*DATA TO PROCESS*.
┏━━

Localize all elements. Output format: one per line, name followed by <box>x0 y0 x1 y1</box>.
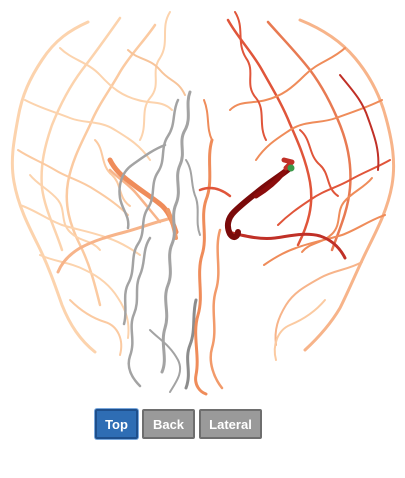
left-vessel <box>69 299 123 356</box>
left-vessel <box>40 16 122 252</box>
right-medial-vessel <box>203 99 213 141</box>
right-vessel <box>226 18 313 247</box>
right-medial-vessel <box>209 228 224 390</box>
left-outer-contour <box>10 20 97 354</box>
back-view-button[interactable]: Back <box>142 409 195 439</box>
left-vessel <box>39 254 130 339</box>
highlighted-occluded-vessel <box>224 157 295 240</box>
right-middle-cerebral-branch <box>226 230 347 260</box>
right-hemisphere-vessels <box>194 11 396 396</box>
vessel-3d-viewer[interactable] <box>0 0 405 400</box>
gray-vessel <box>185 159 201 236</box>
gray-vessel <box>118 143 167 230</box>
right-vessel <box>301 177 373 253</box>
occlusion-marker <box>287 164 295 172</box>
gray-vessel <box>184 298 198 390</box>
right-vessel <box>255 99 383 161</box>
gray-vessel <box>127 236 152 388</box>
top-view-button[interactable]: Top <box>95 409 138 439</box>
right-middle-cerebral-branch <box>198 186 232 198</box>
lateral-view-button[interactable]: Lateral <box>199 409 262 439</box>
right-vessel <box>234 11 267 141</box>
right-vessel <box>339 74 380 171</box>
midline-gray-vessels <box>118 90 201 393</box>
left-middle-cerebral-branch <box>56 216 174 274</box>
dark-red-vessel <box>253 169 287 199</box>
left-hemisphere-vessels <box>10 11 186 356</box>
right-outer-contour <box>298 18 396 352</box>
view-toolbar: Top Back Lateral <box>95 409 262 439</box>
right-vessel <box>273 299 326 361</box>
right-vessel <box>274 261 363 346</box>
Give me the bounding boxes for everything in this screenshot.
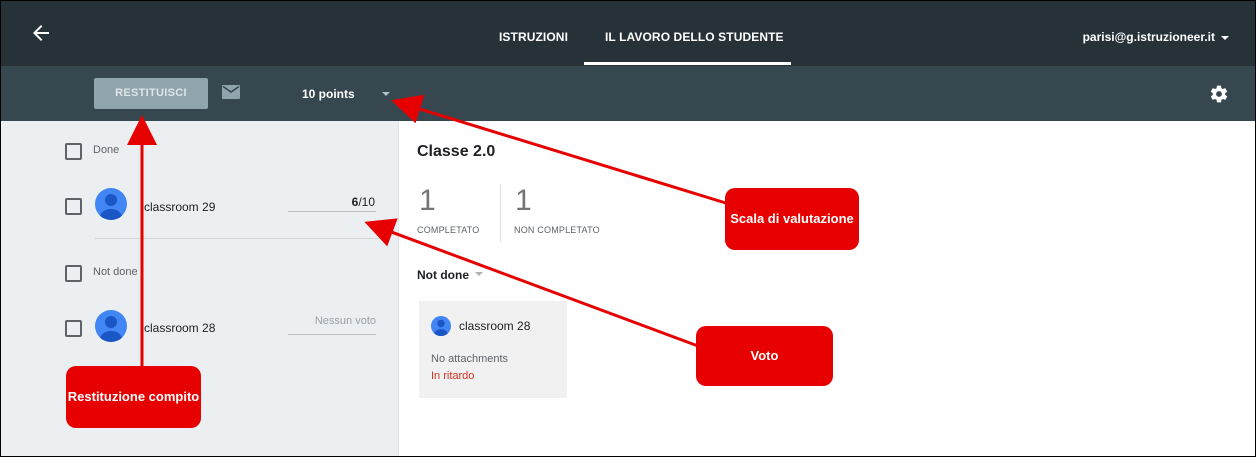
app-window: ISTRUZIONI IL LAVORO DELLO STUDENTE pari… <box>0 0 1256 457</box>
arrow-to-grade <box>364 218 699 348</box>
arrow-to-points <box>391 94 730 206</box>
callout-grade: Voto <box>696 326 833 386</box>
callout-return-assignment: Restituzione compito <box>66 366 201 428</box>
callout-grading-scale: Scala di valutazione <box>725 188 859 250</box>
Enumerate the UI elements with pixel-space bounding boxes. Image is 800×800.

┗━━
┏━━

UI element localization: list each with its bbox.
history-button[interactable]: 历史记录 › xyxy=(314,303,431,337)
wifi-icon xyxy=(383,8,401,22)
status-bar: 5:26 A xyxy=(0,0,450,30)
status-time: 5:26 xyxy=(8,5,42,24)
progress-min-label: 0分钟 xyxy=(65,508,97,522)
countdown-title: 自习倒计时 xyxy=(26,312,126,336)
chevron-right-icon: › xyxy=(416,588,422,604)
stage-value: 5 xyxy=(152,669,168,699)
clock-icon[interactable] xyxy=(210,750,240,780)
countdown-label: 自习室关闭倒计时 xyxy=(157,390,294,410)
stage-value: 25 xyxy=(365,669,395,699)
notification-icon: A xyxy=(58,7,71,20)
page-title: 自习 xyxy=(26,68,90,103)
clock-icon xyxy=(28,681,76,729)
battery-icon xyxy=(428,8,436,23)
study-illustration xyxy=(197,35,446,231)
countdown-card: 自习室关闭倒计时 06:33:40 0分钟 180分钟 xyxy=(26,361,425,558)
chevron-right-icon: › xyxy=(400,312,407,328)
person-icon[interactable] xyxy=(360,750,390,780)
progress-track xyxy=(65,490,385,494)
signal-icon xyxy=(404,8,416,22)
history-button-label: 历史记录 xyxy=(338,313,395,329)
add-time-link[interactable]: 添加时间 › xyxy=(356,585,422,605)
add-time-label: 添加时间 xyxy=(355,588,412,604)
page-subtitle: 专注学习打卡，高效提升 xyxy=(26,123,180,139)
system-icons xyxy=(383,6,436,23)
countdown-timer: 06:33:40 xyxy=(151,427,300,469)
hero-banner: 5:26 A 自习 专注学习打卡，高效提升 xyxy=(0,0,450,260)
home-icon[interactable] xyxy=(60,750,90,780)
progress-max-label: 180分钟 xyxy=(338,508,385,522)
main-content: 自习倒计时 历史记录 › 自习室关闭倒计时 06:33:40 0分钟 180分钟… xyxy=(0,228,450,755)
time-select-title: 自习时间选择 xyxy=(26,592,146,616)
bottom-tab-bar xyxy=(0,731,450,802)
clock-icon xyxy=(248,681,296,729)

┗━━
┏━━

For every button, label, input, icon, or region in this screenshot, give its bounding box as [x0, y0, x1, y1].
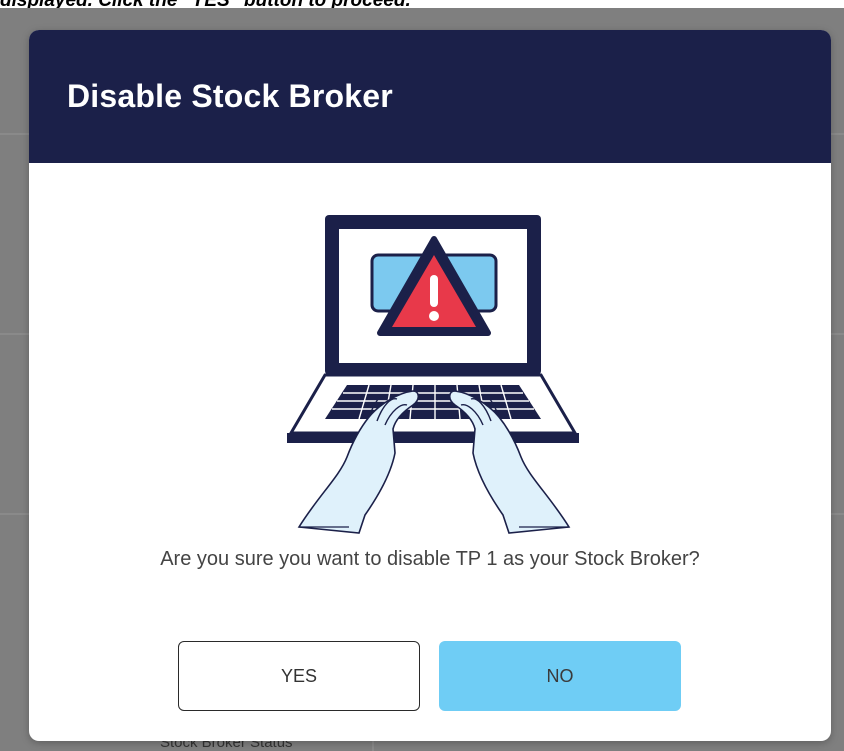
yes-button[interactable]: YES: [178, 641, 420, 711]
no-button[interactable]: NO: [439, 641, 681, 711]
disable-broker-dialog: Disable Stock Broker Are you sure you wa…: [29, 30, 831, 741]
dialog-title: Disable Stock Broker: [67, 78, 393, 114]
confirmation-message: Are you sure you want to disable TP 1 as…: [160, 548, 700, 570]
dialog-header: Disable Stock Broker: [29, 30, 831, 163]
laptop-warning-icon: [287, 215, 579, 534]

┗━━

*WHAT IS REQUIRED*. Please repeat without any change the items between the line containing "UI element localization: list" and the line containing "stage-value: 5 xyxy=(152,669,168,699)", both included.

*SOLUTION*.
UI element localization: list each with its bbox.
history-button[interactable]: 历史记录 › xyxy=(314,303,431,337)
wifi-icon xyxy=(383,8,401,22)
status-bar: 5:26 A xyxy=(0,0,450,30)
status-time: 5:26 xyxy=(8,5,42,24)
progress-min-label: 0分钟 xyxy=(65,508,97,522)
countdown-title: 自习倒计时 xyxy=(26,312,126,336)
chevron-right-icon: › xyxy=(416,588,422,604)
stage-value: 5 xyxy=(152,669,168,699)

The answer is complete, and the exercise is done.